Source records
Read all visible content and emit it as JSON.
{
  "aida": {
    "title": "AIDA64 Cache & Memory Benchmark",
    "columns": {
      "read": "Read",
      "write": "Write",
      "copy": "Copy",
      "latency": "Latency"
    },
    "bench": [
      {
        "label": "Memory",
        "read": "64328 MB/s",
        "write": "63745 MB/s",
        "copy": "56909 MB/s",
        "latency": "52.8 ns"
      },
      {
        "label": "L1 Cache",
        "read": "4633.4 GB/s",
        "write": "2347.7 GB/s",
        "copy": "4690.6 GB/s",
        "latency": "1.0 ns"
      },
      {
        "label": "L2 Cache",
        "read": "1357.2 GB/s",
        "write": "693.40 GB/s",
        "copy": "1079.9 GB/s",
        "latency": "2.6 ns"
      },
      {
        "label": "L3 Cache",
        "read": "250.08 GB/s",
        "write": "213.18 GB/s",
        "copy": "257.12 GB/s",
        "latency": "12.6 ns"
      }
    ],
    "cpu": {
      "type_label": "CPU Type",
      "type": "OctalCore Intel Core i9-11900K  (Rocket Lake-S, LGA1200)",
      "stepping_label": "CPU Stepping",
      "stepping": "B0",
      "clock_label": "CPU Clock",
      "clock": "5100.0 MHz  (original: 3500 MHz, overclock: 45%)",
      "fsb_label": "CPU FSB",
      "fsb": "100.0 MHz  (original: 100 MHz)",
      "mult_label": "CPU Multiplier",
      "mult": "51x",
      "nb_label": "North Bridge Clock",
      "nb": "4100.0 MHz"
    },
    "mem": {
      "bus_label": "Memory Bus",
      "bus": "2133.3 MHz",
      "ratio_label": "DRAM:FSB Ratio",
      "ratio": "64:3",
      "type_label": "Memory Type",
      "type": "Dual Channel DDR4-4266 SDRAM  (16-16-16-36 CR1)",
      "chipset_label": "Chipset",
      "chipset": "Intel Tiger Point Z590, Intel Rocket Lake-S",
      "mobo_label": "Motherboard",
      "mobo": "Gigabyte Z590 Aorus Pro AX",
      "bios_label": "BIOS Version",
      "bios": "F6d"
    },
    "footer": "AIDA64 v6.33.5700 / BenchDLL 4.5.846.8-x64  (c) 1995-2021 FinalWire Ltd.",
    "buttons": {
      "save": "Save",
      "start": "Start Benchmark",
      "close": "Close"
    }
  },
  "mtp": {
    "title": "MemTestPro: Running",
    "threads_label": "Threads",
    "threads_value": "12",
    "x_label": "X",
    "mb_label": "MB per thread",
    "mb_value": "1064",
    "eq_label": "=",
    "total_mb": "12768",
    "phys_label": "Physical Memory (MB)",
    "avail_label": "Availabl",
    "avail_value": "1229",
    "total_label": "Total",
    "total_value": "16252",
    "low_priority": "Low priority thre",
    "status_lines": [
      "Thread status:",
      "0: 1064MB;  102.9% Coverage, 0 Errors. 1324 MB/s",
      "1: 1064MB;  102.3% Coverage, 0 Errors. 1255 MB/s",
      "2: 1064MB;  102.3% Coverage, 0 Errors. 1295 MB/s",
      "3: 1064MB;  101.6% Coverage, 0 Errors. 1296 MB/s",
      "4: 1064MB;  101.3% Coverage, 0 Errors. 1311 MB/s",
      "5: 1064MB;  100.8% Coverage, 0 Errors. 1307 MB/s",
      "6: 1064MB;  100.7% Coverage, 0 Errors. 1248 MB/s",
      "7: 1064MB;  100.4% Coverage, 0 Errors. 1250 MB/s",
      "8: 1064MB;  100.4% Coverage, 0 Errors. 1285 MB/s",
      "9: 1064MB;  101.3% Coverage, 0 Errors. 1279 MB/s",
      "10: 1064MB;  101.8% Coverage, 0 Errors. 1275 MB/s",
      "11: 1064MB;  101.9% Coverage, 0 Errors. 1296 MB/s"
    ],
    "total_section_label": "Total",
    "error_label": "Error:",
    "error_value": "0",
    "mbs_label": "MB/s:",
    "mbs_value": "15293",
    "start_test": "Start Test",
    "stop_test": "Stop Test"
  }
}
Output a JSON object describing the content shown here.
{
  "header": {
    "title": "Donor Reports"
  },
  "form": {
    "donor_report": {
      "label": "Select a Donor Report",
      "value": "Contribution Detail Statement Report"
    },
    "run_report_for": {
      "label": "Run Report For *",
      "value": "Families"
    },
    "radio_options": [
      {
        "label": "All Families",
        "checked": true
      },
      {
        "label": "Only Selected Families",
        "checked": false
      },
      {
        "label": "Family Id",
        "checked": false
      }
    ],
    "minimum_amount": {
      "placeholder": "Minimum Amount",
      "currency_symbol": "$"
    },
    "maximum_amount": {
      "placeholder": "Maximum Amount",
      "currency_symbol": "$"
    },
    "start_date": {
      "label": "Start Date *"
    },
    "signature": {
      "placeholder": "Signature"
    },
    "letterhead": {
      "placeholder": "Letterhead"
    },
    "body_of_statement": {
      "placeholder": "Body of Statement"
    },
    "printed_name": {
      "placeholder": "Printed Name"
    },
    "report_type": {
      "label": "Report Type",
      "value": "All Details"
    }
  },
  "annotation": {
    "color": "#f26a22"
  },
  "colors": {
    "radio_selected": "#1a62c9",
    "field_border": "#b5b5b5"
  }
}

● WORK INSTRUCTIONS
Make an exact copy of the data above.

● TASK RESPONSE
Read all visible content and emit it as JSON.
{
  "aida": {
    "title": "AIDA64 Cache & Memory Benchmark",
    "columns": {
      "read": "Read",
      "write": "Write",
      "copy": "Copy",
      "latency": "Latency"
    },
    "bench": [
      {
        "label": "Memory",
        "read": "64328 MB/s",
        "write": "63745 MB/s",
        "copy": "56909 MB/s",
        "latency": "52.8 ns"
      },
      {
        "label": "L1 Cache",
        "read": "4633.4 GB/s",
        "write": "2347.7 GB/s",
        "copy": "4690.6 GB/s",
        "latency": "1.0 ns"
      },
      {
        "label": "L2 Cache",
        "read": "1357.2 GB/s",
        "write": "693.40 GB/s",
        "copy": "1079.9 GB/s",
        "latency": "2.6 ns"
      },
      {
        "label": "L3 Cache",
        "read": "250.08 GB/s",
        "write": "213.18 GB/s",
        "copy": "257.12 GB/s",
        "latency": "12.6 ns"
      }
    ],
    "cpu": {
      "type_label": "CPU Type",
      "type": "OctalCore Intel Core i9-11900K  (Rocket Lake-S, LGA1200)",
      "stepping_label": "CPU Stepping",
      "stepping": "B0",
      "clock_label": "CPU Clock",
      "clock": "5100.0 MHz  (original: 3500 MHz, overclock: 45%)",
      "fsb_label": "CPU FSB",
      "fsb": "100.0 MHz  (original: 100 MHz)",
      "mult_label": "CPU Multiplier",
      "mult": "51x",
      "nb_label": "North Bridge Clock",
      "nb": "4100.0 MHz"
    },
    "mem": {
      "bus_label": "Memory Bus",
      "bus": "2133.3 MHz",
      "ratio_label": "DRAM:FSB Ratio",
      "ratio": "64:3",
      "type_label": "Memory Type",
      "type": "Dual Channel DDR4-4266 SDRAM  (16-16-16-36 CR1)",
      "chipset_label": "Chipset",
      "chipset": "Intel Tiger Point Z590, Intel Rocket Lake-S",
      "mobo_label": "Motherboard",
      "mobo": "Gigabyte Z590 Aorus Pro AX",
      "bios_label": "BIOS Version",
      "bios": "F6d"
    },
    "footer": "AIDA64 v6.33.5700 / BenchDLL 4.5.846.8-x64  (c) 1995-2021 FinalWire Ltd.",
    "buttons": {
      "save": "Save",
      "start": "Start Benchmark",
      "close": "Close"
    }
  },
  "mtp": {
    "title": "MemTestPro: Running",
    "threads_label": "Threads",
    "threads_value": "12",
    "x_label": "X",
    "mb_label": "MB per thread",
    "mb_value": "1064",
    "eq_label": "=",
    "total_mb": "12768",
    "phys_label": "Physical Memory (MB)",
    "avail_label": "Availabl",
    "avail_value": "1229",
    "total_label": "Total",
    "total_value": "16252",
    "low_priority": "Low priority thre",
    "status_lines": [
      "Thread status:",
      "0: 1064MB;  102.9% Coverage, 0 Errors. 1324 MB/s",
      "1: 1064MB;  102.3% Coverage, 0 Errors. 1255 MB/s",
      "2: 1064MB;  102.3% Coverage, 0 Errors. 1295 MB/s",
      "3: 1064MB;  101.6% Coverage, 0 Errors. 1296 MB/s",
      "4: 1064MB;  101.3% Coverage, 0 Errors. 1311 MB/s",
      "5: 1064MB;  100.8% Coverage, 0 Errors. 1307 MB/s",
      "6: 1064MB;  100.7% Coverage, 0 Errors. 1248 MB/s",
      "7: 1064MB;  100.4% Coverage, 0 Errors. 1250 MB/s",
      "8: 1064MB;  100.4% Coverage, 0 Errors. 1285 MB/s",
      "9: 1064MB;  101.3% Coverage, 0 Errors. 1279 MB/s",
      "10: 1064MB;  101.8% Coverage, 0 Errors. 1275 MB/s",
      "11: 1064MB;  101.9% Coverage, 0 Errors. 1296 MB/s"
    ],
    "total_section_label": "Total",
    "error_label": "Error:",
    "error_value": "0",
    "mbs_label": "MB/s:",
    "mbs_value": "15293",
    "start_test": "Start Test",
    "stop_test": "Stop Test"
  }
}
Output a JSON object describing the content shown here.
{
  "header": {
    "title": "Donor Reports"
  },
  "form": {
    "donor_report": {
      "label": "Select a Donor Report",
      "value": "Contribution Detail Statement Report"
    },
    "run_report_for": {
      "label": "Run Report For *",
      "value": "Families"
    },
    "radio_options": [
      {
        "label": "All Families",
        "checked": true
      },
      {
        "label": "Only Selected Families",
        "checked": false
      },
      {
        "label": "Family Id",
        "checked": false
      }
    ],
    "minimum_amount": {
      "placeholder": "Minimum Amount",
      "currency_symbol": "$"
    },
    "maximum_amount": {
      "placeholder": "Maximum Amount",
      "currency_symbol": "$"
    },
    "start_date": {
      "label": "Start Date *"
    },
    "signature": {
      "placeholder": "Signature"
    },
    "letterhead": {
      "placeholder": "Letterhead"
    },
    "body_of_statement": {
      "placeholder": "Body of Statement"
    },
    "printed_name": {
      "placeholder": "Printed Name"
    },
    "report_type": {
      "label": "Report Type",
      "value": "All Details"
    }
  },
  "annotation": {
    "color": "#f26a22"
  },
  "colors": {
    "radio_selected": "#1a62c9",
    "field_border": "#b5b5b5"
  }
}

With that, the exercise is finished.